Written instruction: Tally the lines holding "this" and state only that figure.
== Data excerpts
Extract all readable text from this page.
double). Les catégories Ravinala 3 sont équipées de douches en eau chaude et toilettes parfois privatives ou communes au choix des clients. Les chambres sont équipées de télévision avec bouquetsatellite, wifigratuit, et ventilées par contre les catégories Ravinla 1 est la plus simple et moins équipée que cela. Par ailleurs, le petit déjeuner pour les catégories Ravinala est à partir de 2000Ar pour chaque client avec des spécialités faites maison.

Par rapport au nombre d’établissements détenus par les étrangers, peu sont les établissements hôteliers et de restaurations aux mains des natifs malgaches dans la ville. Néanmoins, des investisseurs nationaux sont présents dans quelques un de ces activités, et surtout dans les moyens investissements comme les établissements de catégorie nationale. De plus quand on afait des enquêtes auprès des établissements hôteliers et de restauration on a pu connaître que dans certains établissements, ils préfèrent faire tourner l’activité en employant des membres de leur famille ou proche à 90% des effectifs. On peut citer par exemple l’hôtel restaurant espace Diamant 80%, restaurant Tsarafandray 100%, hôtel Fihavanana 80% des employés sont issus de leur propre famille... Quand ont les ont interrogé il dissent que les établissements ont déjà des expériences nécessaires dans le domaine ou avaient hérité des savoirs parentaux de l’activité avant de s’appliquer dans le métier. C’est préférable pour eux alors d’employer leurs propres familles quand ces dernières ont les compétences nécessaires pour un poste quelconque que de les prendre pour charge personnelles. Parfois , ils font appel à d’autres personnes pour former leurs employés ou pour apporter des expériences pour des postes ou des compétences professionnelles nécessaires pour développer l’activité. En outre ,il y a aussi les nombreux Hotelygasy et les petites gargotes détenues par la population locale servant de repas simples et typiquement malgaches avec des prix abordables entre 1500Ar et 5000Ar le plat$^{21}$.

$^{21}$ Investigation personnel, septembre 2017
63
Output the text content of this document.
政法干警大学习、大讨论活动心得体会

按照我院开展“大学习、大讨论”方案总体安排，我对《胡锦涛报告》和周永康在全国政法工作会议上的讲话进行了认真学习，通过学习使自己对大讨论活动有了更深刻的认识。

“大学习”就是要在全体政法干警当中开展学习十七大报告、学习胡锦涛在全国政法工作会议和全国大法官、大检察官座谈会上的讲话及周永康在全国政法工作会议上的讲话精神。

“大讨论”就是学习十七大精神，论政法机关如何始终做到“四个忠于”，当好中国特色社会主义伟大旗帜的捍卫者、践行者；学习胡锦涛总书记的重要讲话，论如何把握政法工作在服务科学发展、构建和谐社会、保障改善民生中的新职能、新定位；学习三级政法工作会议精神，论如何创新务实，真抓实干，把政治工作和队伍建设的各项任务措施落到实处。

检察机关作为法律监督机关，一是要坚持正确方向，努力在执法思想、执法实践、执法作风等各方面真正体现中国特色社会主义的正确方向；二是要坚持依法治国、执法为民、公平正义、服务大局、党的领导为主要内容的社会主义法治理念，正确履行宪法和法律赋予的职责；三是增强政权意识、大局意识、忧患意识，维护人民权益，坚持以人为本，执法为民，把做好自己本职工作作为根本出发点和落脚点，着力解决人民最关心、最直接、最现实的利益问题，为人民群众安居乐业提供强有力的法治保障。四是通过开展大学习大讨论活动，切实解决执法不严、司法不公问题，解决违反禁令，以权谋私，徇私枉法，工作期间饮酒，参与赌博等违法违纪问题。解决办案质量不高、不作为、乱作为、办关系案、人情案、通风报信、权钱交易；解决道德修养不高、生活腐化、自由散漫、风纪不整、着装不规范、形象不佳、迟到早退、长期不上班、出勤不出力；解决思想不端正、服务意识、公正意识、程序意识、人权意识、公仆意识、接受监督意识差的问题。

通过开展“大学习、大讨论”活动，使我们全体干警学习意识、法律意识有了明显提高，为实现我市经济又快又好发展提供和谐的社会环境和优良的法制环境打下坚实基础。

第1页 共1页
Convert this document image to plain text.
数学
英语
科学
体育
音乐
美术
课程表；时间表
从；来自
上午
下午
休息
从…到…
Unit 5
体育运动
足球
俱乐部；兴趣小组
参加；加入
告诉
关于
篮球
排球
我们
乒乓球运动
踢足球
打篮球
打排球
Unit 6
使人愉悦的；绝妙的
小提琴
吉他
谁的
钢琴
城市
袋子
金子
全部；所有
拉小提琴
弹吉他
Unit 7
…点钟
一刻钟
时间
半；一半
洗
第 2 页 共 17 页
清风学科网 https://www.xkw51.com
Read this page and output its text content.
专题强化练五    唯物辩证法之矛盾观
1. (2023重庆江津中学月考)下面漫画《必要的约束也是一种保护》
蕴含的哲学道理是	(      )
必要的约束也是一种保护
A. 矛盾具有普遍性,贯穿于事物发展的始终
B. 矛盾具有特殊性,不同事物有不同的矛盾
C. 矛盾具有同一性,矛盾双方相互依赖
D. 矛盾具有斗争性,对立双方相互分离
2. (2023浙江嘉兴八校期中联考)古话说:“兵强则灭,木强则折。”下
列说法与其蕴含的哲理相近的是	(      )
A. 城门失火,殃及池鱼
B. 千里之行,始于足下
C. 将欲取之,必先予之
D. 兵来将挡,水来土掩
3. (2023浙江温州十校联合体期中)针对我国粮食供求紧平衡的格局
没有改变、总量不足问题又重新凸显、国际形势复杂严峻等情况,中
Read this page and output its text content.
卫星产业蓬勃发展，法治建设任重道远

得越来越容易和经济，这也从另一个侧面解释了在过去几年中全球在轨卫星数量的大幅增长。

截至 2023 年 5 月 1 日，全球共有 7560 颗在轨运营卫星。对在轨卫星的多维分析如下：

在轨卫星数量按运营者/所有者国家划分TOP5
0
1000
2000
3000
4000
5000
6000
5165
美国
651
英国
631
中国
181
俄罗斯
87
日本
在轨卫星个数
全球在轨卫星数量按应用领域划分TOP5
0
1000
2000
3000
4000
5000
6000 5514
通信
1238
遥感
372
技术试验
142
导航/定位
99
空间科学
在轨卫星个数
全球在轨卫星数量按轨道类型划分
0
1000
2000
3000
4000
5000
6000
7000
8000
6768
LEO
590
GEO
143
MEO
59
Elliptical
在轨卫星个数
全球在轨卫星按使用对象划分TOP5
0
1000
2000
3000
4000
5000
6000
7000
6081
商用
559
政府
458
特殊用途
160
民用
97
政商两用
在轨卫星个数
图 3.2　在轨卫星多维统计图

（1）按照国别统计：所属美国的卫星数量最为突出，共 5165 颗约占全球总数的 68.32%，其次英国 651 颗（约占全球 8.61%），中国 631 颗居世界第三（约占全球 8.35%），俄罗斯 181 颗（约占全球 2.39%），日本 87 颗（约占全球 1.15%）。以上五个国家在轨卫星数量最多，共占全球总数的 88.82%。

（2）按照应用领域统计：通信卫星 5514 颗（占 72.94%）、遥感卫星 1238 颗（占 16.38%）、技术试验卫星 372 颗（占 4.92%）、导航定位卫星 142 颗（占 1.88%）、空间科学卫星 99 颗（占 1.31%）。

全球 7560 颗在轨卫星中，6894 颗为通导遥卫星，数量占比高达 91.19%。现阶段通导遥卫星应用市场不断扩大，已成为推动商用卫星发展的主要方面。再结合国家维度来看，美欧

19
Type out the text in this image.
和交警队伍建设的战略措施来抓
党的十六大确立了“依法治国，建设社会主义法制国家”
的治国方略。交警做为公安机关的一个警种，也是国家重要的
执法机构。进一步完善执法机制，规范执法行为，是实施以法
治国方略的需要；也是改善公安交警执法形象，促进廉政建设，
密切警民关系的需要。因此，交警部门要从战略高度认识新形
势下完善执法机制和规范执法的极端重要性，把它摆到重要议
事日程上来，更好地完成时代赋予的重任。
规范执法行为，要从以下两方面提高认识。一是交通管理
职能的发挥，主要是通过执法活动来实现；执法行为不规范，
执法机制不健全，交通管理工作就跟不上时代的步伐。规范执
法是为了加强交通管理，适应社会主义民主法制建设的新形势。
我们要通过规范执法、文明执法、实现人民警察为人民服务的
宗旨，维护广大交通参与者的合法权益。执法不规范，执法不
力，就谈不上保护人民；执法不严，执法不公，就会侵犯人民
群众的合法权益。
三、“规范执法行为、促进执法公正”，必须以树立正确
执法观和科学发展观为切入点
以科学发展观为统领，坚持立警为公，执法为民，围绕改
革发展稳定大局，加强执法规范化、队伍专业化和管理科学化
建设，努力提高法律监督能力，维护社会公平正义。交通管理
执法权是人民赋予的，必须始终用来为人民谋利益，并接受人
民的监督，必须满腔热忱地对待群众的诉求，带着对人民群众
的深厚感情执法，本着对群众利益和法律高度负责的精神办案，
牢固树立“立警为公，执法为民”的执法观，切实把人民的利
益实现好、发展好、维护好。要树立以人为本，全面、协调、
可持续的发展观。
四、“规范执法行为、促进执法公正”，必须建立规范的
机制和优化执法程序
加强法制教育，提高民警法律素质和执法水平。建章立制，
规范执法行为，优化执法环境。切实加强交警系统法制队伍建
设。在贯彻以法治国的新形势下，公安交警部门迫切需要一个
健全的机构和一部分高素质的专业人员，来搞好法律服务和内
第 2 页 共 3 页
====
Answer to the problem: 6